Every line of the records must be repeated exactly; pictures stay out.

-- Start SUPPLIED RECORDS --

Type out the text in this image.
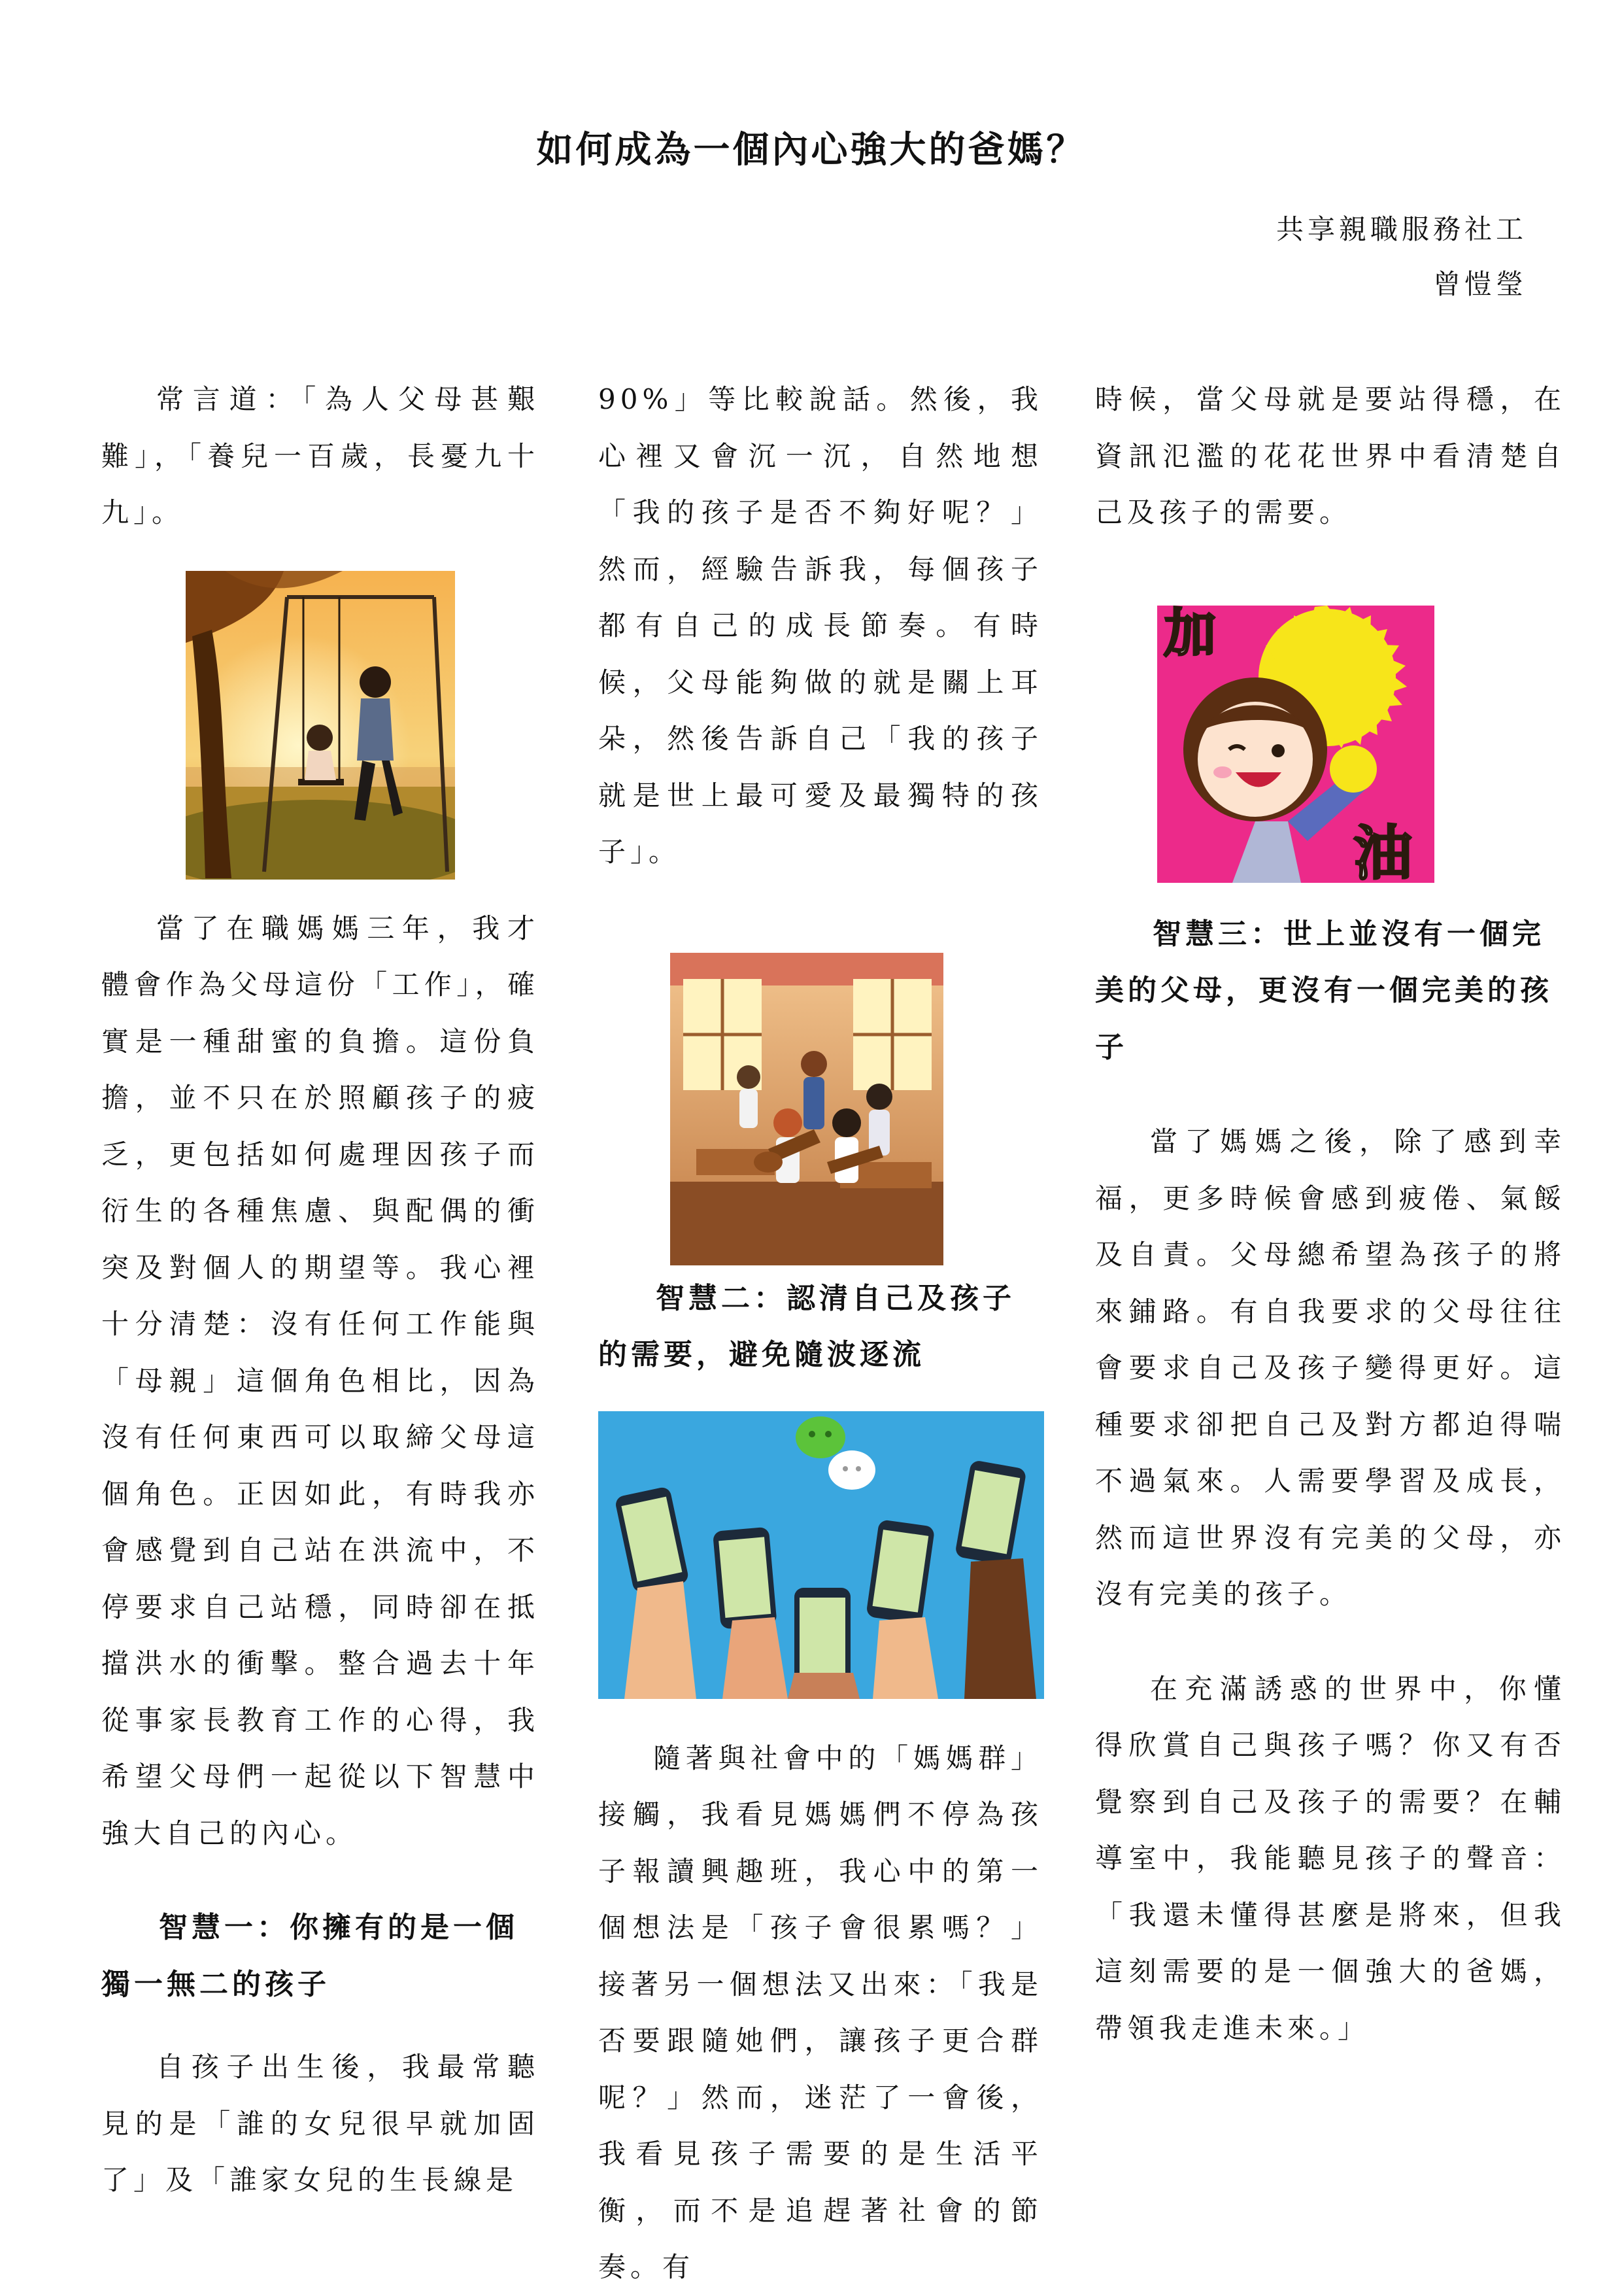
如何成為一個內心強大的爸媽？
共享親職服務社工
曾愷瑩

常言道：「為人父母甚艱難」，「養兒一百歲，長憂九十九」。

當了在職媽媽三年，我才體會作為父母這份「工作」，確實是一種甜蜜的負擔。這份負擔，並不只在於照顧孩子的疲乏，更包括如何處理因孩子而衍生的各種焦慮、與配偶的衝突及對個人的期望等。我心裡十分清楚：沒有任何工作能與「母親」這個角色相比，因為沒有任何東西可以取締父母這個角色。正因如此，有時我亦會感覺到自己站在洪流中，不停要求自己站穩，同時卻在抵擋洪水的衝擊。整合過去十年從事家長教育工作的心得，我希望父母們一起從以下智慧中強大自己的內心。

智慧一：你擁有的是一個獨一無二的孩子

自孩子出生後，我最常聽見的是「誰的女兒很早就加固了」及「誰家女兒的生長線是

90%」等比較說話。然後，我心裡又會沉一沉，自然地想「我的孩子是否不夠好呢？」然而，經驗告訴我，每個孩子都有自己的成長節奏。有時候，父母能夠做的就是關上耳朵，然後告訴自己「我的孩子就是世上最可愛及最獨特的孩子」。

智慧二：認清自己及孩子的需要，避免隨波逐流

隨著與社會中的「媽媽群」接觸，我看見媽媽們不停為孩子報讀興趣班，我心中的第一個想法是「孩子會很累嗎？」接著另一個想法又出來：「我是否要跟隨她們，讓孩子更合群呢？」然而，迷茫了一會後，我看見孩子需要的是生活平衡，而不是追趕著社會的節奏。有

時候，當父母就是要站得穩，在資訊氾濫的花花世界中看清楚自己及孩子的需要。

加
油
智慧三：世上並沒有一個完美的父母，更沒有一個完美的孩子

當了媽媽之後，除了感到幸福，更多時候會感到疲倦、氣餒及自責。父母總希望為孩子的將來鋪路。有自我要求的父母往往會要求自己及孩子變得更好。這種要求卻把自己及對方都迫得喘不過氣來。人需要學習及成長，然而這世界沒有完美的父母，亦沒有完美的孩子。

在充滿誘惑的世界中，你懂得欣賞自己與孩子嗎？你又有否覺察到自己及孩子的需要？在輔導室中，我能聽見孩子的聲音：「我還未懂得甚麼是將來，但我這刻需要的是一個強大的爸媽，帶領我走進未來。」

-- End SUPPLIED RECORDS --

* **CORRECT RESPONSE**
Type out the text in this image.
如何成為一個內心強大的爸媽？
共享親職服務社工
曾愷瑩

常言道：「為人父母甚艱難」，「養兒一百歲，長憂九十九」。

當了在職媽媽三年，我才體會作為父母這份「工作」，確實是一種甜蜜的負擔。這份負擔，並不只在於照顧孩子的疲乏，更包括如何處理因孩子而衍生的各種焦慮、與配偶的衝突及對個人的期望等。我心裡十分清楚：沒有任何工作能與「母親」這個角色相比，因為沒有任何東西可以取締父母這個角色。正因如此，有時我亦會感覺到自己站在洪流中，不停要求自己站穩，同時卻在抵擋洪水的衝擊。整合過去十年從事家長教育工作的心得，我希望父母們一起從以下智慧中強大自己的內心。

智慧一：你擁有的是一個獨一無二的孩子

自孩子出生後，我最常聽見的是「誰的女兒很早就加固了」及「誰家女兒的生長線是

90%」等比較說話。然後，我心裡又會沉一沉，自然地想「我的孩子是否不夠好呢？」然而，經驗告訴我，每個孩子都有自己的成長節奏。有時候，父母能夠做的就是關上耳朵，然後告訴自己「我的孩子就是世上最可愛及最獨特的孩子」。

智慧二：認清自己及孩子的需要，避免隨波逐流

隨著與社會中的「媽媽群」接觸，我看見媽媽們不停為孩子報讀興趣班，我心中的第一個想法是「孩子會很累嗎？」接著另一個想法又出來：「我是否要跟隨她們，讓孩子更合群呢？」然而，迷茫了一會後，我看見孩子需要的是生活平衡，而不是追趕著社會的節奏。有

時候，當父母就是要站得穩，在資訊氾濫的花花世界中看清楚自己及孩子的需要。

加
油
智慧三：世上並沒有一個完美的父母，更沒有一個完美的孩子

當了媽媽之後，除了感到幸福，更多時候會感到疲倦、氣餒及自責。父母總希望為孩子的將來鋪路。有自我要求的父母往往會要求自己及孩子變得更好。這種要求卻把自己及對方都迫得喘不過氣來。人需要學習及成長，然而這世界沒有完美的父母，亦沒有完美的孩子。

在充滿誘惑的世界中，你懂得欣賞自己與孩子嗎？你又有否覺察到自己及孩子的需要？在輔導室中，我能聽見孩子的聲音：「我還未懂得甚麼是將來，但我這刻需要的是一個強大的爸媽，帶領我走進未來。」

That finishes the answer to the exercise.